#### Do this
Reproduce every line of the material below word for word, without changing anything.

Start Given records

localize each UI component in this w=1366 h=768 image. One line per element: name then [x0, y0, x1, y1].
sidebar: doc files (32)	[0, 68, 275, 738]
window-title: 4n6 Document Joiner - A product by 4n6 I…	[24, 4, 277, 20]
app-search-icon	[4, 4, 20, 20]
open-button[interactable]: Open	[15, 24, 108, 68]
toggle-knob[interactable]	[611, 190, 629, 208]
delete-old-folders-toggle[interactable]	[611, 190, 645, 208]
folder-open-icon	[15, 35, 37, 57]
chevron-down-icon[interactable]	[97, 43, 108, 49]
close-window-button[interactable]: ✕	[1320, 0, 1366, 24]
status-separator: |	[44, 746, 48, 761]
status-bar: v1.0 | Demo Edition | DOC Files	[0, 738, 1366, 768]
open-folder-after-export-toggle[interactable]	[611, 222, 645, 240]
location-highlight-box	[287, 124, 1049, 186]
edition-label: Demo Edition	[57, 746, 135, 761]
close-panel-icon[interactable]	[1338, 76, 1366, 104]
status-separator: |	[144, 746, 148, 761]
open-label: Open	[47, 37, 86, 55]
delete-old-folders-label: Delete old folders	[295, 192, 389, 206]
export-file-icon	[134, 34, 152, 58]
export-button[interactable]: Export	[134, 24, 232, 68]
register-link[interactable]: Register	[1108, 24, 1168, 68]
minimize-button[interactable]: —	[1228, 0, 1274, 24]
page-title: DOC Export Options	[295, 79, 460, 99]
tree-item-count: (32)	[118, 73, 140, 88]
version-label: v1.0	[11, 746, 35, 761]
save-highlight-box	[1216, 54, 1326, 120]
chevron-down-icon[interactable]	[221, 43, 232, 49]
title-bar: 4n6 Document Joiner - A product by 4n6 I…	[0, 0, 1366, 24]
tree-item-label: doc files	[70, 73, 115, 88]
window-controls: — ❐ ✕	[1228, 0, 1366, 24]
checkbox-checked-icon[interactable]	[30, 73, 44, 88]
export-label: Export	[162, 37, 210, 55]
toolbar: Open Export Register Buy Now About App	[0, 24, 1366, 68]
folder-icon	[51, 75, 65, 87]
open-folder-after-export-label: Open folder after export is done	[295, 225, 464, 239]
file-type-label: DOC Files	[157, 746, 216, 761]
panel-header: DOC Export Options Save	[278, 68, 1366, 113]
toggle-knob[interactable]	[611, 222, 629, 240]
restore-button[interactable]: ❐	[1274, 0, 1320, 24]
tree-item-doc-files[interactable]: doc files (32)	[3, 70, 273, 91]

End Given records

#### Answer
localize each UI component in this w=1366 h=768 image. One line per element: name then [x0, y0, x1, y1].
sidebar: doc files (32)	[0, 68, 275, 738]
window-title: 4n6 Document Joiner - A product by 4n6 I…	[24, 4, 277, 20]
app-search-icon	[4, 4, 20, 20]
open-button[interactable]: Open	[15, 24, 108, 68]
toggle-knob[interactable]	[611, 190, 629, 208]
delete-old-folders-toggle[interactable]	[611, 190, 645, 208]
folder-open-icon	[15, 35, 37, 57]
chevron-down-icon[interactable]	[97, 43, 108, 49]
close-window-button[interactable]: ✕	[1320, 0, 1366, 24]
status-separator: |	[44, 746, 48, 761]
status-bar: v1.0 | Demo Edition | DOC Files	[0, 738, 1366, 768]
open-folder-after-export-toggle[interactable]	[611, 222, 645, 240]
location-highlight-box	[287, 124, 1049, 186]
edition-label: Demo Edition	[57, 746, 135, 761]
close-panel-icon[interactable]	[1338, 76, 1366, 104]
status-separator: |	[144, 746, 148, 761]
open-label: Open	[47, 37, 86, 55]
delete-old-folders-label: Delete old folders	[295, 192, 389, 206]
export-file-icon	[134, 34, 152, 58]
export-button[interactable]: Export	[134, 24, 232, 68]
register-link[interactable]: Register	[1108, 24, 1168, 68]
minimize-button[interactable]: —	[1228, 0, 1274, 24]
page-title: DOC Export Options	[295, 79, 460, 99]
tree-item-count: (32)	[118, 73, 140, 88]
version-label: v1.0	[11, 746, 35, 761]
save-highlight-box	[1216, 54, 1326, 120]
chevron-down-icon[interactable]	[221, 43, 232, 49]
title-bar: 4n6 Document Joiner - A product by 4n6 I…	[0, 0, 1366, 24]
tree-item-label: doc files	[70, 73, 115, 88]
window-controls: — ❐ ✕	[1228, 0, 1366, 24]
checkbox-checked-icon[interactable]	[30, 73, 44, 88]
export-label: Export	[162, 37, 210, 55]
toolbar: Open Export Register Buy Now About App	[0, 24, 1366, 68]
folder-icon	[51, 75, 65, 87]
open-folder-after-export-label: Open folder after export is done	[295, 225, 464, 239]
file-type-label: DOC Files	[157, 746, 216, 761]
panel-header: DOC Export Options Save	[278, 68, 1366, 113]
toggle-knob[interactable]	[611, 222, 629, 240]
restore-button[interactable]: ❐	[1274, 0, 1320, 24]
tree-item-doc-files[interactable]: doc files (32)	[3, 70, 273, 91]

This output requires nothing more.